Requirement:
Extract every line of the material below and reproduce it faithfully.

Excerpted data:

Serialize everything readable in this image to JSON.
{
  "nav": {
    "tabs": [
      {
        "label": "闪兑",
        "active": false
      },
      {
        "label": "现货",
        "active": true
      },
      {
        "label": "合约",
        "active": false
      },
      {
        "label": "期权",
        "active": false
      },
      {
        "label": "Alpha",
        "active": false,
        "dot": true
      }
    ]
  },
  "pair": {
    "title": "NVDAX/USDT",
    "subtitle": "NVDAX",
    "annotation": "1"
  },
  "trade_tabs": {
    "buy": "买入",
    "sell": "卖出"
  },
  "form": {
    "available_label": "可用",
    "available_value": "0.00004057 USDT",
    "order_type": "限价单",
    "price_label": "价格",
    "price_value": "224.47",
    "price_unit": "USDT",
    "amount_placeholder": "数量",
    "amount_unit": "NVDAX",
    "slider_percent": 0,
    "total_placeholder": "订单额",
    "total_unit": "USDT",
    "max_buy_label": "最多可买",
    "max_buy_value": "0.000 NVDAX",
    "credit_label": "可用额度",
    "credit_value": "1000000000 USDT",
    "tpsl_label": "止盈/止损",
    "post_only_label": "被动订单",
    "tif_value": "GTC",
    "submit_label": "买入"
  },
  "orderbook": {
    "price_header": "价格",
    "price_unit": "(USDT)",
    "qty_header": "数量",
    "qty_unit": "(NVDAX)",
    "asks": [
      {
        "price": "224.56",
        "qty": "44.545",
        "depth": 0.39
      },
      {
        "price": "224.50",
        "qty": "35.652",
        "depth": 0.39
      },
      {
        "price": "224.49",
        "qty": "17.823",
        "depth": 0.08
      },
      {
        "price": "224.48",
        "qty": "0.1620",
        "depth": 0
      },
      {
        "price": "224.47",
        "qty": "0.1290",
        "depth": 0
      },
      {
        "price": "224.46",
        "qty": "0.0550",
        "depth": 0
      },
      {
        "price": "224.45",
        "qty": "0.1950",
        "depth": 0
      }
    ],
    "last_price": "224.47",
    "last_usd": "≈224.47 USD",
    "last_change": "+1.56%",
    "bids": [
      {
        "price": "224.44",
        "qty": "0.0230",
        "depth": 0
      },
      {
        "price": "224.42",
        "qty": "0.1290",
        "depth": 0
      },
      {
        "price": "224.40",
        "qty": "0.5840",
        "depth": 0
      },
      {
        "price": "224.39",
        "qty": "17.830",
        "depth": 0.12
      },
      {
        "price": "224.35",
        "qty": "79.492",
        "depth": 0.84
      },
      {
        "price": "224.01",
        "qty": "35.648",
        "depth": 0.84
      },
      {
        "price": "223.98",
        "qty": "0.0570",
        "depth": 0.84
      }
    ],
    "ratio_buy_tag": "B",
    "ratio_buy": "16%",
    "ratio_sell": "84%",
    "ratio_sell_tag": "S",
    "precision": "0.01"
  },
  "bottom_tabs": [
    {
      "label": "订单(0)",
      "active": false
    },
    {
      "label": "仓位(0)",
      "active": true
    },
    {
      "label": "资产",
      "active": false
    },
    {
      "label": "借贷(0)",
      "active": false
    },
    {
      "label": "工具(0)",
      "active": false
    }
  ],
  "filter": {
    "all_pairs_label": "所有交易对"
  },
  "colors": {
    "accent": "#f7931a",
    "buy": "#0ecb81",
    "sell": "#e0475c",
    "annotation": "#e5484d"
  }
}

Response:
Serialize everything readable in this image to JSON.
{
  "nav": {
    "tabs": [
      {
        "label": "闪兑",
        "active": false
      },
      {
        "label": "现货",
        "active": true
      },
      {
        "label": "合约",
        "active": false
      },
      {
        "label": "期权",
        "active": false
      },
      {
        "label": "Alpha",
        "active": false,
        "dot": true
      }
    ]
  },
  "pair": {
    "title": "NVDAX/USDT",
    "subtitle": "NVDAX",
    "annotation": "1"
  },
  "trade_tabs": {
    "buy": "买入",
    "sell": "卖出"
  },
  "form": {
    "available_label": "可用",
    "available_value": "0.00004057 USDT",
    "order_type": "限价单",
    "price_label": "价格",
    "price_value": "224.47",
    "price_unit": "USDT",
    "amount_placeholder": "数量",
    "amount_unit": "NVDAX",
    "slider_percent": 0,
    "total_placeholder": "订单额",
    "total_unit": "USDT",
    "max_buy_label": "最多可买",
    "max_buy_value": "0.000 NVDAX",
    "credit_label": "可用额度",
    "credit_value": "1000000000 USDT",
    "tpsl_label": "止盈/止损",
    "post_only_label": "被动订单",
    "tif_value": "GTC",
    "submit_label": "买入"
  },
  "orderbook": {
    "price_header": "价格",
    "price_unit": "(USDT)",
    "qty_header": "数量",
    "qty_unit": "(NVDAX)",
    "asks": [
      {
        "price": "224.56",
        "qty": "44.545",
        "depth": 0.39
      },
      {
        "price": "224.50",
        "qty": "35.652",
        "depth": 0.39
      },
      {
        "price": "224.49",
        "qty": "17.823",
        "depth": 0.08
      },
      {
        "price": "224.48",
        "qty": "0.1620",
        "depth": 0
      },
      {
        "price": "224.47",
        "qty": "0.1290",
        "depth": 0
      },
      {
        "price": "224.46",
        "qty": "0.0550",
        "depth": 0
      },
      {
        "price": "224.45",
        "qty": "0.1950",
        "depth": 0
      }
    ],
    "last_price": "224.47",
    "last_usd": "≈224.47 USD",
    "last_change": "+1.56%",
    "bids": [
      {
        "price": "224.44",
        "qty": "0.0230",
        "depth": 0
      },
      {
        "price": "224.42",
        "qty": "0.1290",
        "depth": 0
      },
      {
        "price": "224.40",
        "qty": "0.5840",
        "depth": 0
      },
      {
        "price": "224.39",
        "qty": "17.830",
        "depth": 0.12
      },
      {
        "price": "224.35",
        "qty": "79.492",
        "depth": 0.84
      },
      {
        "price": "224.01",
        "qty": "35.648",
        "depth": 0.84
      },
      {
        "price": "223.98",
        "qty": "0.0570",
        "depth": 0.84
      }
    ],
    "ratio_buy_tag": "B",
    "ratio_buy": "16%",
    "ratio_sell": "84%",
    "ratio_sell_tag": "S",
    "precision": "0.01"
  },
  "bottom_tabs": [
    {
      "label": "订单(0)",
      "active": false
    },
    {
      "label": "仓位(0)",
      "active": true
    },
    {
      "label": "资产",
      "active": false
    },
    {
      "label": "借贷(0)",
      "active": false
    },
    {
      "label": "工具(0)",
      "active": false
    }
  ],
  "filter": {
    "all_pairs_label": "所有交易对"
  },
  "colors": {
    "accent": "#f7931a",
    "buy": "#0ecb81",
    "sell": "#e0475c",
    "annotation": "#e5484d"
  }
}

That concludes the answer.